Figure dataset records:
** BEGIN **
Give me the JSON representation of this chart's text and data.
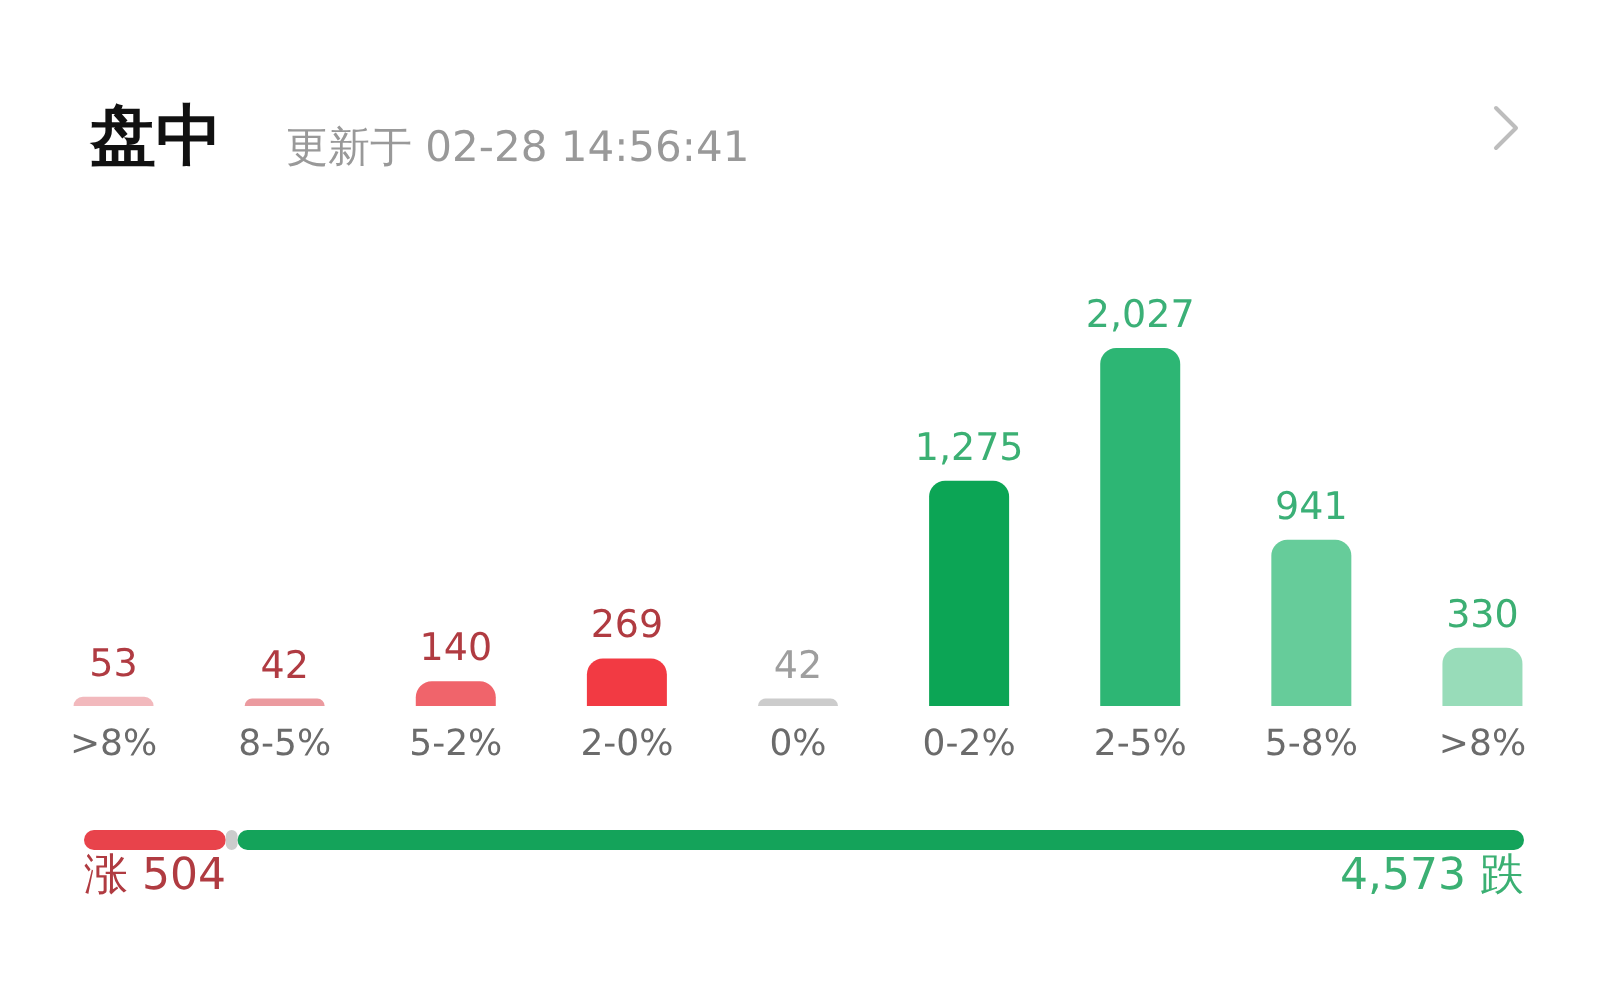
{
  "chart_data": [
    {
      "type": "bar",
      "title": "盘中",
      "subtitle": "更新于 02-28 14:56:41",
      "categories": [
        ">8%",
        "8-5%",
        "5-2%",
        "2-0%",
        "0%",
        "0-2%",
        "2-5%",
        "5-8%",
        ">8%"
      ],
      "values": [
        53,
        42,
        140,
        269,
        42,
        1275,
        2027,
        941,
        330
      ],
      "value_labels": [
        "53",
        "42",
        "140",
        "269",
        "42",
        "1,275",
        "2,027",
        "941",
        "330"
      ],
      "colors": [
        "#f2b9bd",
        "#eb9a9f",
        "#f0646b",
        "#f23a43",
        "#cccccc",
        "#0ca555",
        "#2db674",
        "#66cc9a",
        "#98dcb9"
      ],
      "grid": false,
      "tick_labels": "x"
    },
    {
      "type": "bar",
      "orientation": "horizontal",
      "stacked": true,
      "categories": [
        null
      ],
      "series": [
        {
          "color": "#e8434b",
          "values": [
            504
          ],
          "value_labels": [
            "涨 504"
          ]
        },
        {
          "color": "#cccccc",
          "values": [
            42
          ],
          "value_labels": [
            null
          ]
        },
        {
          "color": "#14a35a",
          "values": [
            4573
          ],
          "value_labels": [
            "4,573 跌"
          ]
        }
      ],
      "grid": false,
      "tick_labels": false
    }
  ]
}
** END **
## EXERCISE OBJECTIVE:
Write the records out once more, exactly as they appear, with no pictures.

## EXERCISE OUTPUT:
Give me the JSON representation of this chart's text and data.
{
  "chart_data": [
    {
      "type": "bar",
      "title": "盘中",
      "subtitle": "更新于 02-28 14:56:41",
      "categories": [
        ">8%",
        "8-5%",
        "5-2%",
        "2-0%",
        "0%",
        "0-2%",
        "2-5%",
        "5-8%",
        ">8%"
      ],
      "values": [
        53,
        42,
        140,
        269,
        42,
        1275,
        2027,
        941,
        330
      ],
      "value_labels": [
        "53",
        "42",
        "140",
        "269",
        "42",
        "1,275",
        "2,027",
        "941",
        "330"
      ],
      "colors": [
        "#f2b9bd",
        "#eb9a9f",
        "#f0646b",
        "#f23a43",
        "#cccccc",
        "#0ca555",
        "#2db674",
        "#66cc9a",
        "#98dcb9"
      ],
      "grid": false,
      "tick_labels": "x"
    },
    {
      "type": "bar",
      "orientation": "horizontal",
      "stacked": true,
      "categories": [
        null
      ],
      "series": [
        {
          "color": "#e8434b",
          "values": [
            504
          ],
          "value_labels": [
            "涨 504"
          ]
        },
        {
          "color": "#cccccc",
          "values": [
            42
          ],
          "value_labels": [
            null
          ]
        },
        {
          "color": "#14a35a",
          "values": [
            4573
          ],
          "value_labels": [
            "4,573 跌"
          ]
        }
      ],
      "grid": false,
      "tick_labels": false
    }
  ]
}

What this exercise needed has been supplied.